Dataset entries on figures:
■ ■ ■ ■ ■ ■ ■
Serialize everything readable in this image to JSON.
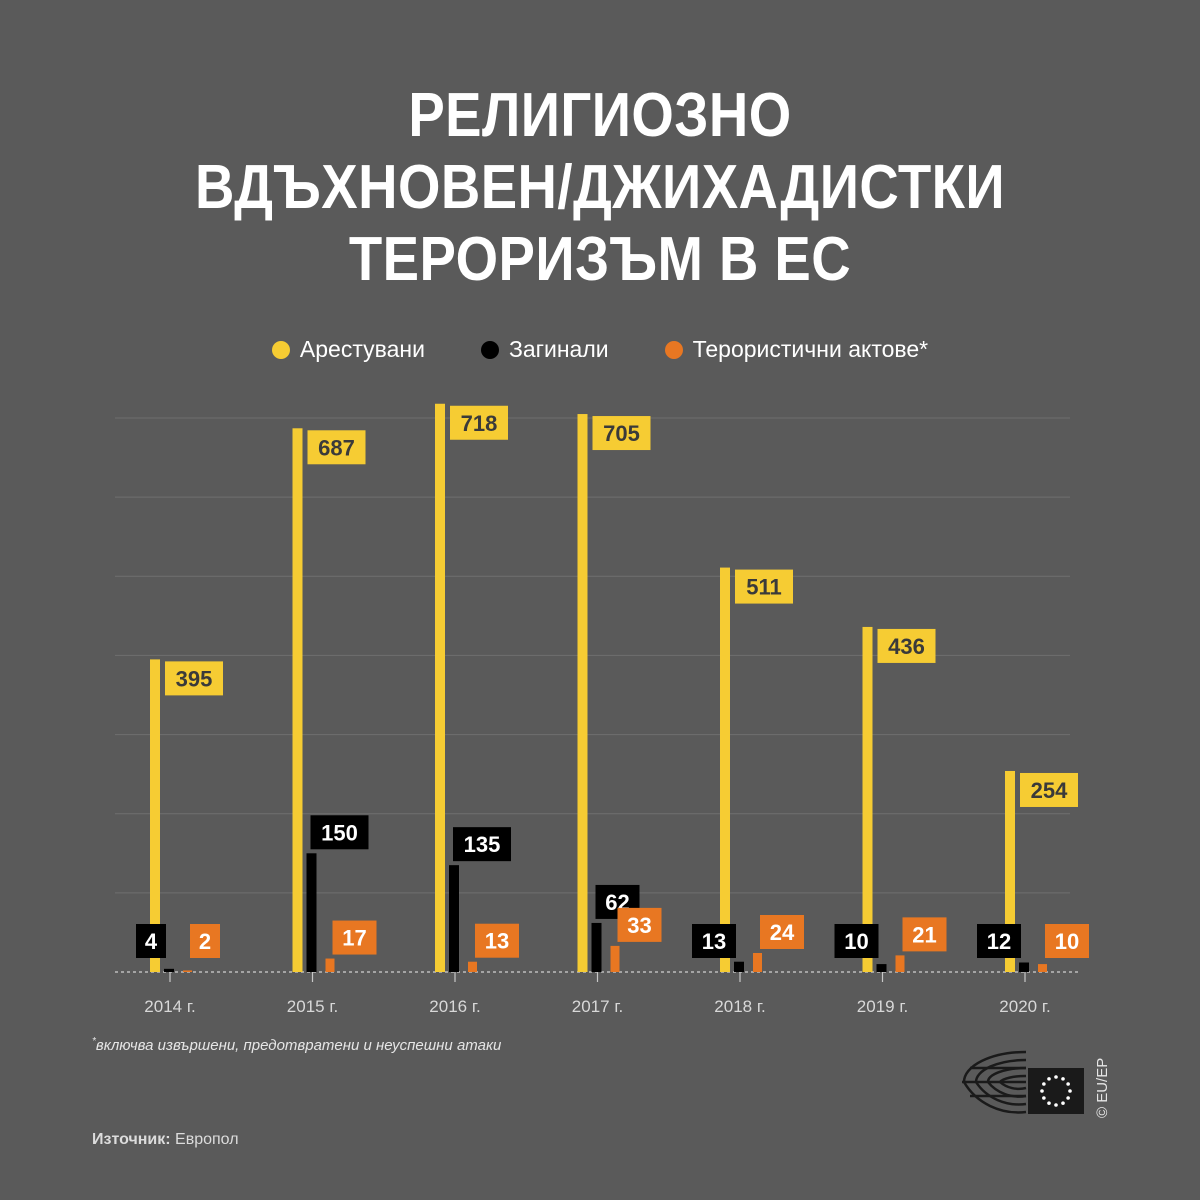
{
  "title_lines": [
    "РЕЛИГИОЗНО",
    "ВДЪХНОВЕН/ДЖИХАДИСТКИ",
    "ТЕРОРИЗЪМ В ЕС"
  ],
  "legend": [
    {
      "label": "Арестувани",
      "color": "#f6cc33"
    },
    {
      "label": "Загинали",
      "color": "#000000"
    },
    {
      "label": "Терористични актове*",
      "color": "#e87722"
    }
  ],
  "chart_data": {
    "type": "bar",
    "title": "РЕЛИГИОЗНО ВДЪХНОВЕН/ДЖИХАДИСТКИ ТЕРОРИЗЪМ В ЕС",
    "categories": [
      "2014 г.",
      "2015 г.",
      "2016 г.",
      "2017 г.",
      "2018 г.",
      "2019 г.",
      "2020 г."
    ],
    "series": [
      {
        "name": "Арестувани",
        "color": "#f6cc33",
        "values": [
          395,
          687,
          718,
          705,
          511,
          436,
          254
        ]
      },
      {
        "name": "Загинали",
        "color": "#000000",
        "values": [
          4,
          150,
          135,
          62,
          13,
          10,
          12
        ]
      },
      {
        "name": "Терористични актове*",
        "color": "#e87722",
        "values": [
          2,
          17,
          13,
          33,
          24,
          21,
          10
        ]
      }
    ],
    "ylim": [
      0,
      700
    ],
    "grid": true,
    "legend_position": "top-center"
  },
  "footnote": {
    "mark": "*",
    "text": "включва извършени, предотвратени и неуспешни атаки"
  },
  "source": {
    "label": "Източник:",
    "value": "Европол"
  },
  "copyright": "© EU/EP"
}
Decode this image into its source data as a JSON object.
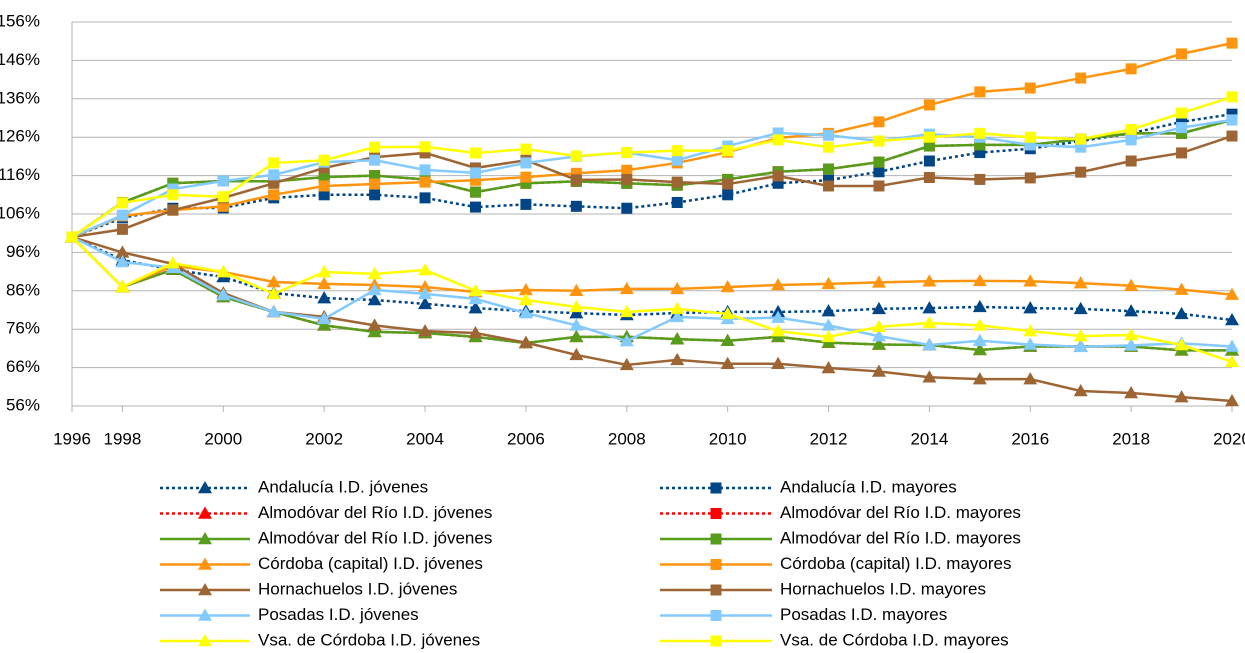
{
  "chart_data": {
    "type": "line",
    "categories": [
      "1996",
      "1998",
      null,
      "2000",
      null,
      "2002",
      null,
      "2004",
      null,
      "2006",
      null,
      "2008",
      null,
      "2010",
      null,
      "2012",
      null,
      "2014",
      null,
      "2016",
      null,
      "2018",
      null,
      "2020"
    ],
    "ylim": [
      56,
      156
    ],
    "yticks": [
      {
        "value": 56,
        "label": "56%"
      },
      {
        "value": 66,
        "label": "66%"
      },
      {
        "value": 76,
        "label": "76%"
      },
      {
        "value": 86,
        "label": "86%"
      },
      {
        "value": 96,
        "label": "96%"
      },
      {
        "value": 106,
        "label": "106%"
      },
      {
        "value": 116,
        "label": "116%"
      },
      {
        "value": 126,
        "label": "126%"
      },
      {
        "value": 136,
        "label": "136%"
      },
      {
        "value": 146,
        "label": "146%"
      },
      {
        "value": 156,
        "label": "156%"
      }
    ],
    "grid": true,
    "series": [
      {
        "name": "Andalucía I.D. jóvenes",
        "color": "#004586",
        "dash": "dotted",
        "marker": "triangle",
        "values": [
          100,
          94,
          91.5,
          89.6,
          85.4,
          84.1,
          83.6,
          82.6,
          81.5,
          80.7,
          80.2,
          79.7,
          80.2,
          80.5,
          80.5,
          80.7,
          81.3,
          81.5,
          81.8,
          81.5,
          81.3,
          80.7,
          80,
          78.4
        ]
      },
      {
        "name": "Andalucía I.D. mayores",
        "color": "#004586",
        "dash": "dotted",
        "marker": "square",
        "values": [
          100,
          105,
          107.5,
          107.6,
          110.2,
          111,
          111,
          110.2,
          107.8,
          108.5,
          108,
          107.5,
          109,
          111,
          114,
          114.8,
          117,
          119.8,
          122,
          123,
          125,
          127,
          130,
          132
        ]
      },
      {
        "name": "Almodóvar del Río I.D. jóvenes",
        "color": "#ff0000",
        "dash": "dotted",
        "marker": "triangle",
        "values": [
          100,
          87,
          91.5,
          84.4,
          80.5,
          77,
          75.3,
          75,
          74,
          72.4,
          74,
          74,
          73.4,
          73,
          74,
          72.5,
          72,
          71.9,
          70.6,
          71.5,
          71.5,
          71.5,
          70.5,
          70.5
        ]
      },
      {
        "name": "Almodóvar del Río I.D. mayores",
        "color": "#ff0000",
        "dash": "dotted",
        "marker": "square",
        "values": [
          100,
          109,
          114,
          114.6,
          114.5,
          115.6,
          116,
          115,
          111.7,
          114,
          114.5,
          114,
          113.5,
          115,
          117,
          117.7,
          119.5,
          123.7,
          124,
          124,
          125.5,
          127,
          127,
          130.5
        ]
      },
      {
        "name": "Almodóvar del Río I.D. jóvenes",
        "color": "#579d1c",
        "marker": "triangle",
        "values": [
          100,
          87,
          91.5,
          84.4,
          80.5,
          77,
          75.3,
          75,
          74,
          72.4,
          74,
          74,
          73.4,
          73,
          74,
          72.5,
          72,
          71.9,
          70.6,
          71.5,
          71.5,
          71.5,
          70.5,
          70.5
        ]
      },
      {
        "name": "Almodóvar del Río I.D. mayores",
        "color": "#579d1c",
        "marker": "square",
        "values": [
          100,
          109,
          114,
          114.6,
          114.5,
          115.6,
          116,
          115,
          111.7,
          114,
          114.5,
          114,
          113.5,
          115,
          117,
          117.7,
          119.5,
          123.7,
          124,
          124,
          125.5,
          127,
          127,
          130.5
        ]
      },
      {
        "name": "Córdoba (capital) I.D. jóvenes",
        "color": "#ff950e",
        "marker": "triangle",
        "values": [
          100,
          87,
          92.5,
          90.9,
          88.3,
          87.8,
          87.5,
          87,
          85.7,
          86.2,
          86,
          86.5,
          86.5,
          87,
          87.5,
          87.8,
          88.2,
          88.5,
          88.6,
          88.5,
          88,
          87.3,
          86.3,
          85
        ]
      },
      {
        "name": "Córdoba (capital) I.D. mayores",
        "color": "#ff950e",
        "marker": "square",
        "values": [
          100,
          105.5,
          107,
          108,
          111,
          113.3,
          113.8,
          114.3,
          114.8,
          115.6,
          116.6,
          117.4,
          119.3,
          122.1,
          125.8,
          127,
          130,
          134.4,
          137.8,
          138.8,
          141.4,
          143.8,
          147.7,
          150.5
        ]
      },
      {
        "name": "Hornachuelos I.D. jóvenes",
        "color": "#9e6534",
        "marker": "triangle",
        "values": [
          100,
          96,
          93,
          85.4,
          80.5,
          79.2,
          77,
          75.5,
          75,
          72.5,
          69.3,
          66.7,
          68,
          67,
          67,
          65.9,
          65,
          63.5,
          63,
          63,
          59.9,
          59.4,
          58.3,
          57.3
        ]
      },
      {
        "name": "Hornachuelos I.D. mayores",
        "color": "#9e6534",
        "marker": "square",
        "values": [
          100,
          102,
          107,
          110.2,
          114,
          118,
          120.8,
          121.9,
          118,
          120,
          114.9,
          115,
          114.3,
          113.8,
          115.9,
          113.3,
          113.3,
          115.5,
          115,
          115.4,
          116.9,
          119.8,
          121.9,
          126.3
        ]
      },
      {
        "name": "Posadas I.D. jóvenes",
        "color": "#83caff",
        "marker": "triangle",
        "values": [
          100,
          93.5,
          92,
          84.9,
          80.5,
          78.7,
          86.2,
          85.2,
          83.9,
          80.2,
          77,
          72.9,
          79.2,
          78.7,
          79,
          77,
          74.2,
          71.9,
          73,
          72,
          71.4,
          71.8,
          72.3,
          71.5
        ]
      },
      {
        "name": "Posadas I.D. mayores",
        "color": "#83caff",
        "marker": "square",
        "values": [
          100,
          105.7,
          112.5,
          114.6,
          116.2,
          119.5,
          120,
          117.5,
          116.7,
          119.3,
          121,
          122,
          120,
          123.7,
          127.1,
          126.5,
          125,
          126.8,
          126,
          124,
          123.4,
          125.3,
          128.5,
          130.5
        ]
      },
      {
        "name": "Vsa. de Córdoba I.D. jóvenes",
        "color": "#ffff00",
        "marker": "triangle",
        "values": [
          100,
          87,
          93.2,
          90.9,
          85.2,
          90.9,
          90.4,
          91.4,
          86,
          83.6,
          81.8,
          80.5,
          81.3,
          80,
          75.5,
          74,
          76.6,
          77.6,
          77,
          75.5,
          74.2,
          74.5,
          71.9,
          67.5
        ]
      },
      {
        "name": "Vsa. de Córdoba I.D. mayores",
        "color": "#ffff00",
        "marker": "square",
        "values": [
          100,
          108.9,
          111,
          110.5,
          119.3,
          120,
          123.4,
          123.5,
          121.9,
          122.9,
          121.1,
          122,
          122.5,
          122.5,
          125.3,
          123.4,
          125,
          126,
          127,
          126,
          125.5,
          128,
          132.3,
          136.5
        ]
      }
    ]
  }
}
■ ■ ■ ■ ■ ■ ■
What you should do: Gather all lines from the records above in which "ТЕРОРИЗЪМ" appears.

Expected answer:
    "ТЕРОРИЗЪМ В ЕС"
    "title": "РЕЛИГИОЗНО ВДЪХНОВЕН/ДЖИХАДИСТКИ ТЕРОРИЗЪМ В ЕС",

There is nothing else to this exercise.